Recorded data
★ ★ ★ ★ ★
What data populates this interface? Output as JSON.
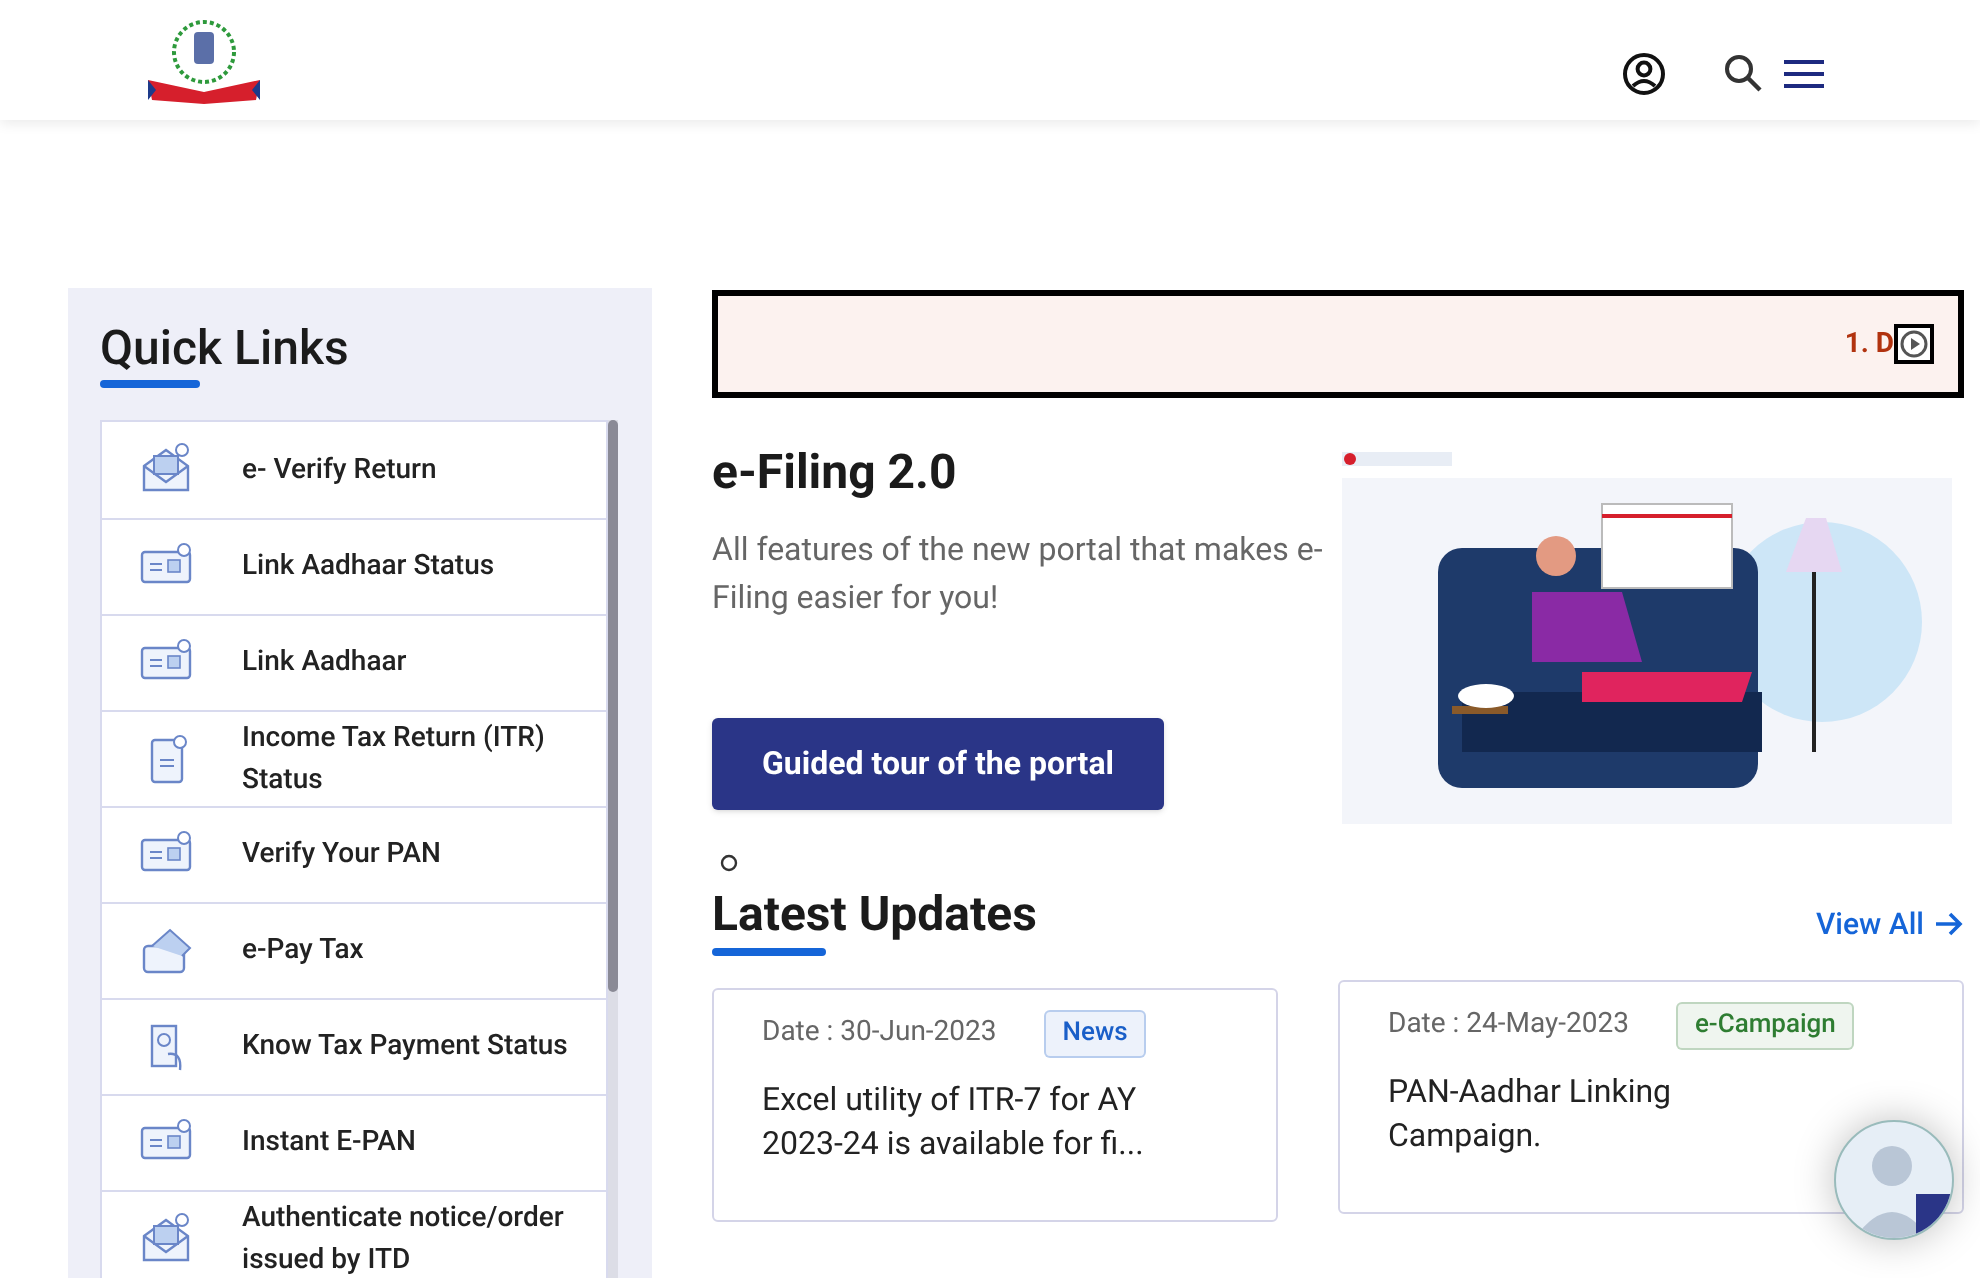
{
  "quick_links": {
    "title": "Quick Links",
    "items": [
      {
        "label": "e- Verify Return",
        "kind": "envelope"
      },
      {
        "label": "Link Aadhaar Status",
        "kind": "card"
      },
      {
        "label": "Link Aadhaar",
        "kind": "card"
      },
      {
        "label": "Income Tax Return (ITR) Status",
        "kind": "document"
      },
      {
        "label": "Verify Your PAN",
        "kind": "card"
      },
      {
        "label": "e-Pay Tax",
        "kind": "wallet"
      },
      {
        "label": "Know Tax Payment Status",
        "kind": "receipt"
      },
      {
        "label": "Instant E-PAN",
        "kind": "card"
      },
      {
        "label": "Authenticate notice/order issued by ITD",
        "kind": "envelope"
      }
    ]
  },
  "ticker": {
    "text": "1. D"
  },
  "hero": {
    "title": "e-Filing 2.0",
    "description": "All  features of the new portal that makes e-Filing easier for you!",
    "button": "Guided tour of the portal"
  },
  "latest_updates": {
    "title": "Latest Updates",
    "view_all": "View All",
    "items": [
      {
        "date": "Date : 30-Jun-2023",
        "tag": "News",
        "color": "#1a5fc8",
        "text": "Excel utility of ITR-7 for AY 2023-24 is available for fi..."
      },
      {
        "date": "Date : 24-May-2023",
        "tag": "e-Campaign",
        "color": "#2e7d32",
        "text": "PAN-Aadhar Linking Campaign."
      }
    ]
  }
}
★ ★ ★ ★ ★
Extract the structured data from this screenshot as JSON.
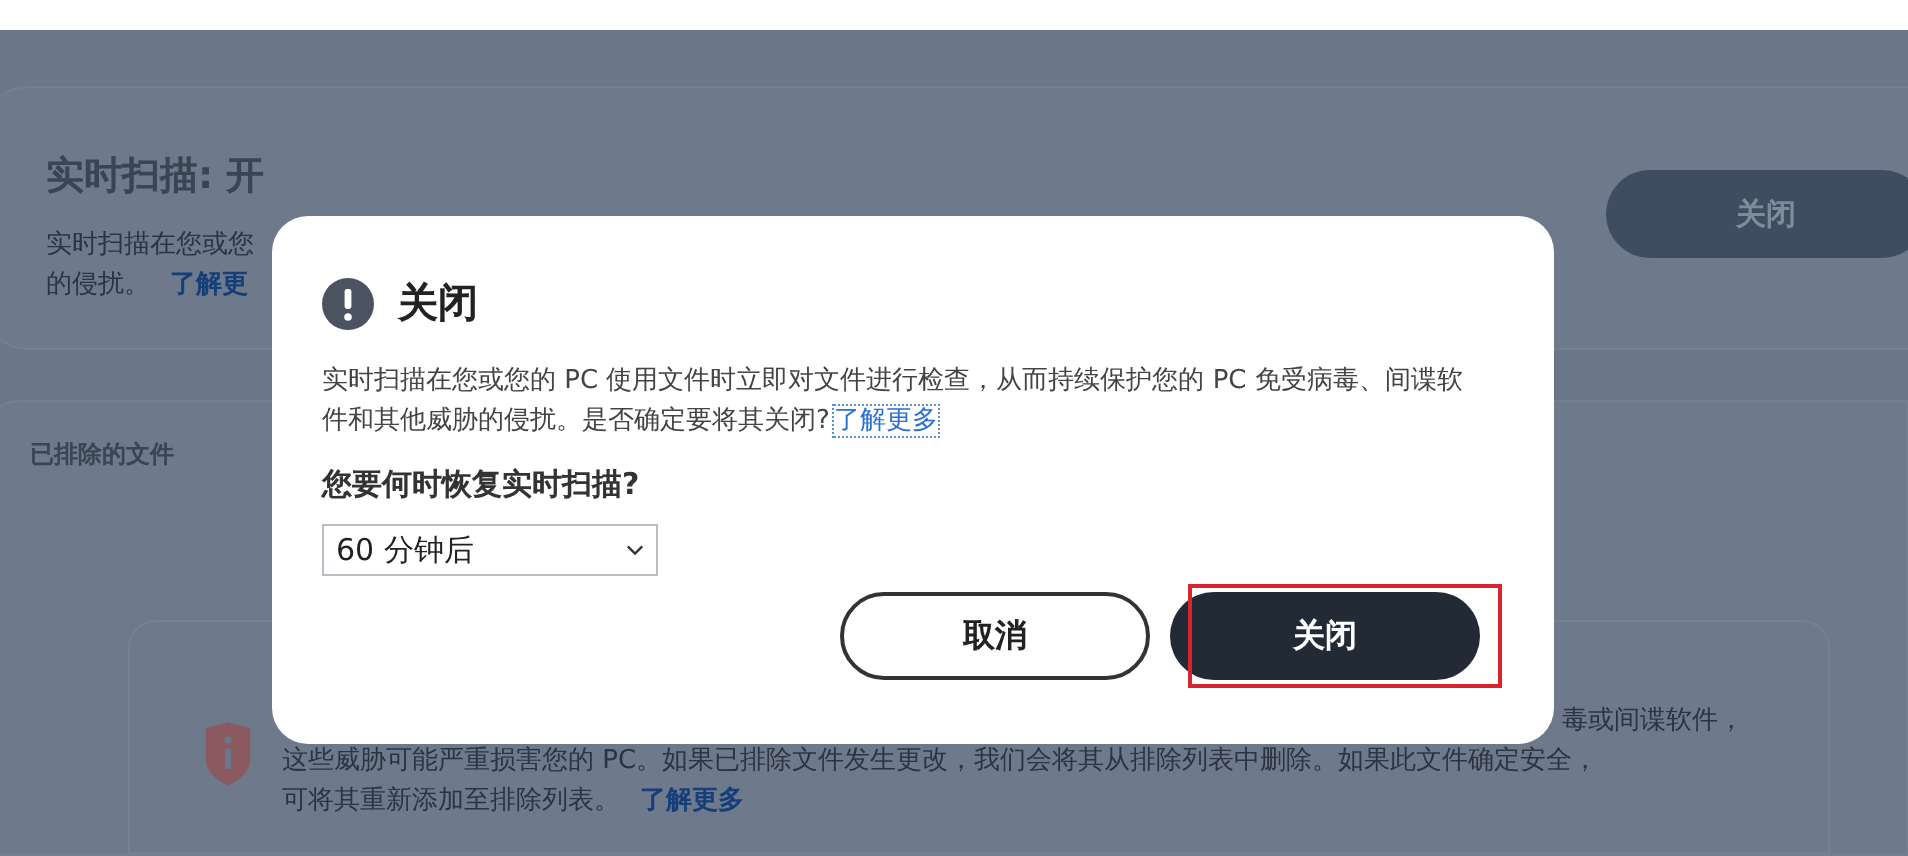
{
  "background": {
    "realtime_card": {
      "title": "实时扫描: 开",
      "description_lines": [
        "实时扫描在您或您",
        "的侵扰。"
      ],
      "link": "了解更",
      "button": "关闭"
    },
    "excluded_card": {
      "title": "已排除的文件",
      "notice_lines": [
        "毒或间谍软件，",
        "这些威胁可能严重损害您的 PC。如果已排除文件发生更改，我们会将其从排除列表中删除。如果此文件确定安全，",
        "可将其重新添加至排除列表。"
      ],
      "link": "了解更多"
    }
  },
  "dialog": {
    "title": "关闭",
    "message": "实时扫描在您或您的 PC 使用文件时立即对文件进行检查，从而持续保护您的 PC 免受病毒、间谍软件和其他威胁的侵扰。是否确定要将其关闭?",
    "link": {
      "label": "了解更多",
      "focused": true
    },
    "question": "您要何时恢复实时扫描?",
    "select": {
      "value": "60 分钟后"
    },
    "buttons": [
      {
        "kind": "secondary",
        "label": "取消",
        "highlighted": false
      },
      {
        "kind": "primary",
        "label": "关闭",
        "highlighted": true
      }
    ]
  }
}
★ ★ ★ ★ ★
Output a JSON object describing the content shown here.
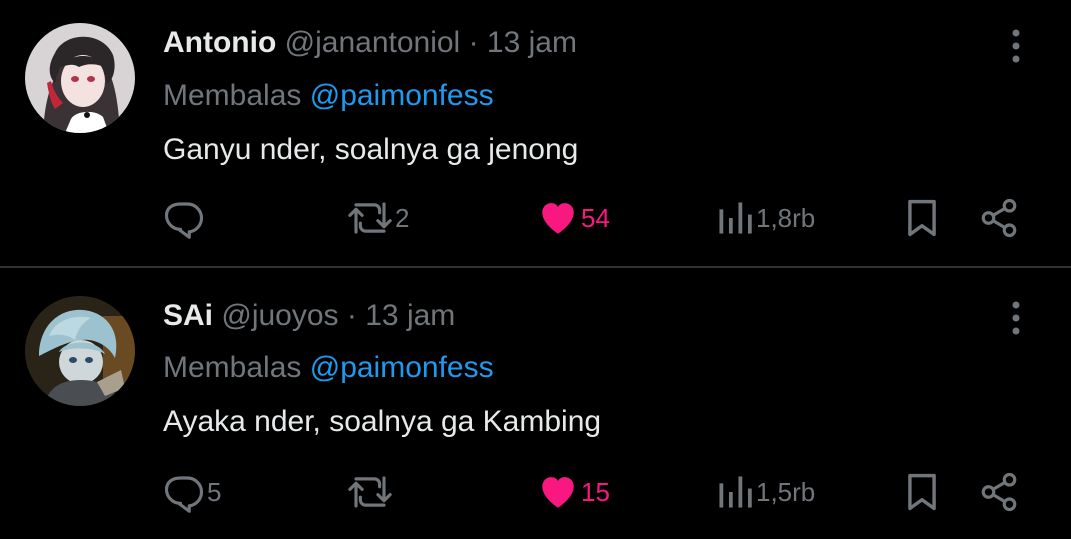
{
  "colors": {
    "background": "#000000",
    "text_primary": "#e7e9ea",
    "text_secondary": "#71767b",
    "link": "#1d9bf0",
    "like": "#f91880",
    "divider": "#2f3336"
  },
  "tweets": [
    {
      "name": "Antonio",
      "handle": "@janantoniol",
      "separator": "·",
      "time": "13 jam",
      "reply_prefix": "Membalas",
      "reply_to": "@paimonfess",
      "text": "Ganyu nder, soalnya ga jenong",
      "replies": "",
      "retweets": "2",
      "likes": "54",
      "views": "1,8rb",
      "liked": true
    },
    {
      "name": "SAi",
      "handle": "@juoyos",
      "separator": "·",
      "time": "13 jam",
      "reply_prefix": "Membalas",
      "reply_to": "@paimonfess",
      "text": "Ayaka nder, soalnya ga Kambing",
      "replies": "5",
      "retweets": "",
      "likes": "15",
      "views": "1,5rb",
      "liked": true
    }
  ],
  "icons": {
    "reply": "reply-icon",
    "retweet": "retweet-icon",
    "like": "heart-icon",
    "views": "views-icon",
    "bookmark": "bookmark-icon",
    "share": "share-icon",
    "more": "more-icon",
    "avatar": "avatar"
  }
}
★ ★ ★ ★ ★
Identify which lines contain the word "Return" and copy each one.

        "label": "e- Verify Return",
        "label": "Income Tax Return (ITR) Status",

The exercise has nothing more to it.